■ What is expected:
Word for word, transcribe the lines below and drop the pictures.
------ Listed records
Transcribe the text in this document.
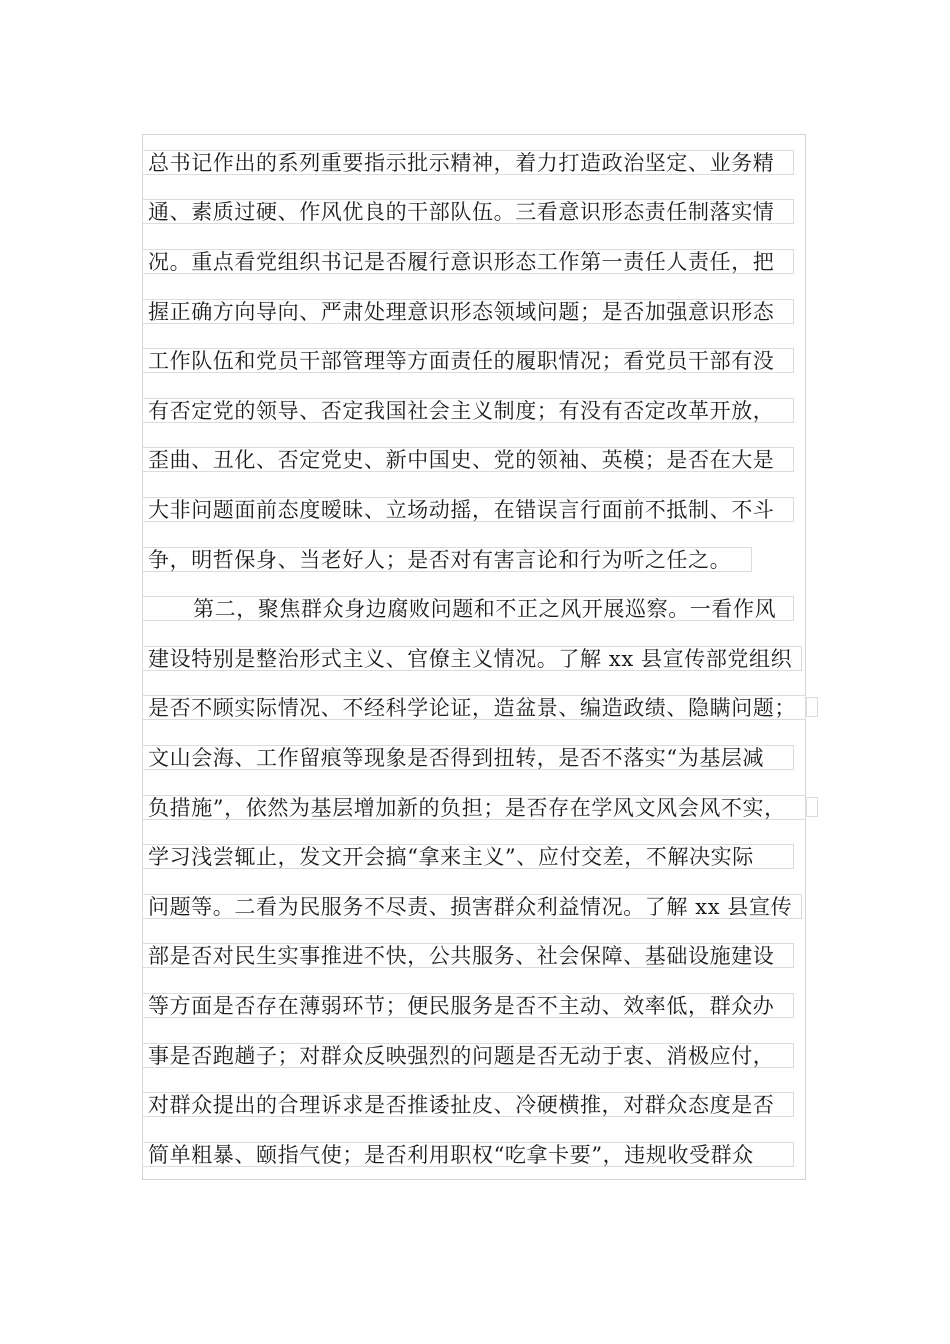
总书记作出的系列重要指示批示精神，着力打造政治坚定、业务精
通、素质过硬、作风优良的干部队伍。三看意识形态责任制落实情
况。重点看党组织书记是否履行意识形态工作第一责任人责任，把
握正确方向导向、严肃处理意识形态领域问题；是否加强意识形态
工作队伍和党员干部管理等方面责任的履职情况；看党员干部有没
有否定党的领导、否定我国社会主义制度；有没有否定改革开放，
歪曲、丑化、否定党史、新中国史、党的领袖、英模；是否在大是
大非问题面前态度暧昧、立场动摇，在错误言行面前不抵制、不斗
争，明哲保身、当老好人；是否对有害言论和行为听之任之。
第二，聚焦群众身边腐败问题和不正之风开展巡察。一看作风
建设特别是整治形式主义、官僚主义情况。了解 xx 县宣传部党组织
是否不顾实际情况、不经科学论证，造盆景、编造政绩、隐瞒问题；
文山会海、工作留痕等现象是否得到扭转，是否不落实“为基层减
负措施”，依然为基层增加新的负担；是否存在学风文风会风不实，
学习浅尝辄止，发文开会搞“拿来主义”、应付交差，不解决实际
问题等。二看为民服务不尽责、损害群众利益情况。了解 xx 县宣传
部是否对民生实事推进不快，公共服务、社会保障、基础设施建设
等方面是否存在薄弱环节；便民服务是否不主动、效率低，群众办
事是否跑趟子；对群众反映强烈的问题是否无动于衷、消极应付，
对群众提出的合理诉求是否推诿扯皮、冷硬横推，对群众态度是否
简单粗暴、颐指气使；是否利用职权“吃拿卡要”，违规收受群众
------------
■ Task solution:
Transcribe the text in this document.
总书记作出的系列重要指示批示精神，着力打造政治坚定、业务精
通、素质过硬、作风优良的干部队伍。三看意识形态责任制落实情
况。重点看党组织书记是否履行意识形态工作第一责任人责任，把
握正确方向导向、严肃处理意识形态领域问题；是否加强意识形态
工作队伍和党员干部管理等方面责任的履职情况；看党员干部有没
有否定党的领导、否定我国社会主义制度；有没有否定改革开放，
歪曲、丑化、否定党史、新中国史、党的领袖、英模；是否在大是
大非问题面前态度暧昧、立场动摇，在错误言行面前不抵制、不斗
争，明哲保身、当老好人；是否对有害言论和行为听之任之。
第二，聚焦群众身边腐败问题和不正之风开展巡察。一看作风
建设特别是整治形式主义、官僚主义情况。了解 xx 县宣传部党组织
是否不顾实际情况、不经科学论证，造盆景、编造政绩、隐瞒问题；
文山会海、工作留痕等现象是否得到扭转，是否不落实“为基层减
负措施”，依然为基层增加新的负担；是否存在学风文风会风不实，
学习浅尝辄止，发文开会搞“拿来主义”、应付交差，不解决实际
问题等。二看为民服务不尽责、损害群众利益情况。了解 xx 县宣传
部是否对民生实事推进不快，公共服务、社会保障、基础设施建设
等方面是否存在薄弱环节；便民服务是否不主动、效率低，群众办
事是否跑趟子；对群众反映强烈的问题是否无动于衷、消极应付，
对群众提出的合理诉求是否推诿扯皮、冷硬横推，对群众态度是否
简单粗暴、颐指气使；是否利用职权“吃拿卡要”，违规收受群众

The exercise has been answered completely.